__What you will do__: Your task is to return the span of lines beginning at the one with "Output the text content of this document." and ending at the last line of the data, exactly as it stands.

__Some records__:
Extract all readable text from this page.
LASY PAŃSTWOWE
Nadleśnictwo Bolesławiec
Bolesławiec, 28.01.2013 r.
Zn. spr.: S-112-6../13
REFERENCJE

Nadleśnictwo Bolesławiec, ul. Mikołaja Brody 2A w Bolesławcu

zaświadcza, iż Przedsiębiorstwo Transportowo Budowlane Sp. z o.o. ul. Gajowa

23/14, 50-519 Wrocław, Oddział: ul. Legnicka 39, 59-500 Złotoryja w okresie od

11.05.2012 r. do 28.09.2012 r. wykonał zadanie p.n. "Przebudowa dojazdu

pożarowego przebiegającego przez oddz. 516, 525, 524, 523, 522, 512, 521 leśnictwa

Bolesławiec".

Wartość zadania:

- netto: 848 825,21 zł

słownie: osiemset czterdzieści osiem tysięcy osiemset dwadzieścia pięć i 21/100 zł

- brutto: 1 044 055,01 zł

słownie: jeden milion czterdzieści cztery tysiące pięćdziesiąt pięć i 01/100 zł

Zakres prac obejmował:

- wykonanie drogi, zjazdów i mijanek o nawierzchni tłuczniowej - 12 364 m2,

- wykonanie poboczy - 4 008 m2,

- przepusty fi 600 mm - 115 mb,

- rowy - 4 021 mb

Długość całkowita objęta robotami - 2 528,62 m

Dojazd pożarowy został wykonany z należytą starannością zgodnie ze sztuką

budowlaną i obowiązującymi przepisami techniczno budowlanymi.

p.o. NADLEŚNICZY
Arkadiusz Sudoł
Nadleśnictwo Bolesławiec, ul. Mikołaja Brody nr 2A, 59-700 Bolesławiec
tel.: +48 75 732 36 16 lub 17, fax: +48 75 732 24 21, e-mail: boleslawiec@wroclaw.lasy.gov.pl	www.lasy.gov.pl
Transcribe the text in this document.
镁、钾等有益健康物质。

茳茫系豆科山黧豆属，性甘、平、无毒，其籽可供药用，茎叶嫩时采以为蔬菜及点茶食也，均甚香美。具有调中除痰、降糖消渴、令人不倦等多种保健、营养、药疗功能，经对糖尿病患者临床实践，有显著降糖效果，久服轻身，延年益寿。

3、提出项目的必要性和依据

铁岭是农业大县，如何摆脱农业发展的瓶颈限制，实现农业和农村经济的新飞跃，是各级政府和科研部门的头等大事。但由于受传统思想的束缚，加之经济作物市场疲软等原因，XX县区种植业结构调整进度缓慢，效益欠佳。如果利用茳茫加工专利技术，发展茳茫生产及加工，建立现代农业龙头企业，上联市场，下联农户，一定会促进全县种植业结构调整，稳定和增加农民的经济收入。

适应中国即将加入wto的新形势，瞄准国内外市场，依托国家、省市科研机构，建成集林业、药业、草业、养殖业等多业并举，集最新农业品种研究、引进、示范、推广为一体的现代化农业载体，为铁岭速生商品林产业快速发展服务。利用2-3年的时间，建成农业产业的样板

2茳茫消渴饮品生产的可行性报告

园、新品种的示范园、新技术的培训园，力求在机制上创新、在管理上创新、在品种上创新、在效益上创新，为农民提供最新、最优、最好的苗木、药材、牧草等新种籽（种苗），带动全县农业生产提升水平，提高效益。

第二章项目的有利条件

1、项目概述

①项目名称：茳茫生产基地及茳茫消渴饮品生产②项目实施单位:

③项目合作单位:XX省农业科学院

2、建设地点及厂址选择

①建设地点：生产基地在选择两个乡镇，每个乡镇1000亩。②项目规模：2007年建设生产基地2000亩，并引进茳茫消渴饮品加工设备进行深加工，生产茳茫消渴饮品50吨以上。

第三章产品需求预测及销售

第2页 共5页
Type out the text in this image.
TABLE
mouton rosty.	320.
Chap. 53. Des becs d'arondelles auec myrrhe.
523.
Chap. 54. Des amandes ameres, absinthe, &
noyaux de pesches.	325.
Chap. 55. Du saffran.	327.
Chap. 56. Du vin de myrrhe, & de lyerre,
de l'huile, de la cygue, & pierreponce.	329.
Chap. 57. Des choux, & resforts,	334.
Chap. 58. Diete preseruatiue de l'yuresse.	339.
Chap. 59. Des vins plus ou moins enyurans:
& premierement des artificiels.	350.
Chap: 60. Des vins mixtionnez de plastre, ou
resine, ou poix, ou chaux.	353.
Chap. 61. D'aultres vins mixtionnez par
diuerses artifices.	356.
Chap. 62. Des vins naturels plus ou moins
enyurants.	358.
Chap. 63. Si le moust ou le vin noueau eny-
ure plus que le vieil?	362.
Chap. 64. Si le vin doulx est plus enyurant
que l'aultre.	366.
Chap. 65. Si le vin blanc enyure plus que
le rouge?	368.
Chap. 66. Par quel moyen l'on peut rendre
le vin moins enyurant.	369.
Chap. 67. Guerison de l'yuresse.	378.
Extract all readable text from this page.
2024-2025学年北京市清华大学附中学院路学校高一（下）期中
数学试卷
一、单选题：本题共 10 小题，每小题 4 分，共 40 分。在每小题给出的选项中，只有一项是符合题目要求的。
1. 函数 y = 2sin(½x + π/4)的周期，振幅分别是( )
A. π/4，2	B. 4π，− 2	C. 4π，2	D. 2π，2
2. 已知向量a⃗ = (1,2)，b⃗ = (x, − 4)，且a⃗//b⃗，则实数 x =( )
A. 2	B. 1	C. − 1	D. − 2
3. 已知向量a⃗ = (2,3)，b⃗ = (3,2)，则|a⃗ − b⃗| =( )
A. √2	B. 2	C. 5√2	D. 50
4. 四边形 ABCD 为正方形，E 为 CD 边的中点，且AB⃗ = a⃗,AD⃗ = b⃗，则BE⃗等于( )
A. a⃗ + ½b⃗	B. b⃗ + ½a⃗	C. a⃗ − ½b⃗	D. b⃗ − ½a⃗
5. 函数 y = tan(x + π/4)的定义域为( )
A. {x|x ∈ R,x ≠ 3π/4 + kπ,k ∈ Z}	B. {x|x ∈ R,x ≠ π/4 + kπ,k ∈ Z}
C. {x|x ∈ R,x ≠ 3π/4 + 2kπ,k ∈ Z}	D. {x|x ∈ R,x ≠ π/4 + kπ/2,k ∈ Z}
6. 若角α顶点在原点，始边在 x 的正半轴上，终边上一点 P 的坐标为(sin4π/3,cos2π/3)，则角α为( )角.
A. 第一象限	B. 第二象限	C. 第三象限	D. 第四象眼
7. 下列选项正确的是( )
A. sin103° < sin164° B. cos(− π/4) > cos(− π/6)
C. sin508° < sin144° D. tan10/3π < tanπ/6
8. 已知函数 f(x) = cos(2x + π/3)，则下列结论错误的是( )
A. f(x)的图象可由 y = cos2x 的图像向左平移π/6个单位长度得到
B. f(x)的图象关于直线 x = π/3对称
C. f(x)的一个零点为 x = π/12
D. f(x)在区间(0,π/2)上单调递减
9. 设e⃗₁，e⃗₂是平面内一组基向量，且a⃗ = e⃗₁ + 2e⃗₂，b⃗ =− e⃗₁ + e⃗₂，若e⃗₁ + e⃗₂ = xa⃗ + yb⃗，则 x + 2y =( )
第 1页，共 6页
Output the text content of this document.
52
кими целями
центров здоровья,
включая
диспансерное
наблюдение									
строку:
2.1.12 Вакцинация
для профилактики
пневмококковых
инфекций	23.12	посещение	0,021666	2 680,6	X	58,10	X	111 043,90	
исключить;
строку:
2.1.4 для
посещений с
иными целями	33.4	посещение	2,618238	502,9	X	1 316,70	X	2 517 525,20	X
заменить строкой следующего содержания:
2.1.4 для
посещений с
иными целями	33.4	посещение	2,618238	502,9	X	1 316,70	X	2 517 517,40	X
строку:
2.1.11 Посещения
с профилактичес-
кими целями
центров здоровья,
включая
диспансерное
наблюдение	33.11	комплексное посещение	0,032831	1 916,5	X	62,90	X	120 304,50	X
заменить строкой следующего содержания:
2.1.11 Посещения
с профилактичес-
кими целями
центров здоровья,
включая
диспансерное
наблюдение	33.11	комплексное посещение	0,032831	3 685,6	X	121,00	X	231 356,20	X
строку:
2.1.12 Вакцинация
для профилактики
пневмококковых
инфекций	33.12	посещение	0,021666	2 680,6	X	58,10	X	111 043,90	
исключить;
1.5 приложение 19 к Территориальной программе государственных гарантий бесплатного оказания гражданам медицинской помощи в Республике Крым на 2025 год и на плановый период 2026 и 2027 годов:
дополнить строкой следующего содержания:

__Full solution__:
Output the text content of this document.
52
кими целями
центров здоровья,
включая
диспансерное
наблюдение									
строку:
2.1.12 Вакцинация
для профилактики
пневмококковых
инфекций	23.12	посещение	0,021666	2 680,6	X	58,10	X	111 043,90	
исключить;
строку:
2.1.4 для
посещений с
иными целями	33.4	посещение	2,618238	502,9	X	1 316,70	X	2 517 525,20	X
заменить строкой следующего содержания:
2.1.4 для
посещений с
иными целями	33.4	посещение	2,618238	502,9	X	1 316,70	X	2 517 517,40	X
строку:
2.1.11 Посещения
с профилактичес-
кими целями
центров здоровья,
включая
диспансерное
наблюдение	33.11	комплексное посещение	0,032831	1 916,5	X	62,90	X	120 304,50	X
заменить строкой следующего содержания:
2.1.11 Посещения
с профилактичес-
кими целями
центров здоровья,
включая
диспансерное
наблюдение	33.11	комплексное посещение	0,032831	3 685,6	X	121,00	X	231 356,20	X
строку:
2.1.12 Вакцинация
для профилактики
пневмококковых
инфекций	33.12	посещение	0,021666	2 680,6	X	58,10	X	111 043,90	
исключить;
1.5 приложение 19 к Территориальной программе государственных гарантий бесплатного оказания гражданам медицинской помощи в Республике Крым на 2025 год и на плановый период 2026 и 2027 годов:
дополнить строкой следующего содержания:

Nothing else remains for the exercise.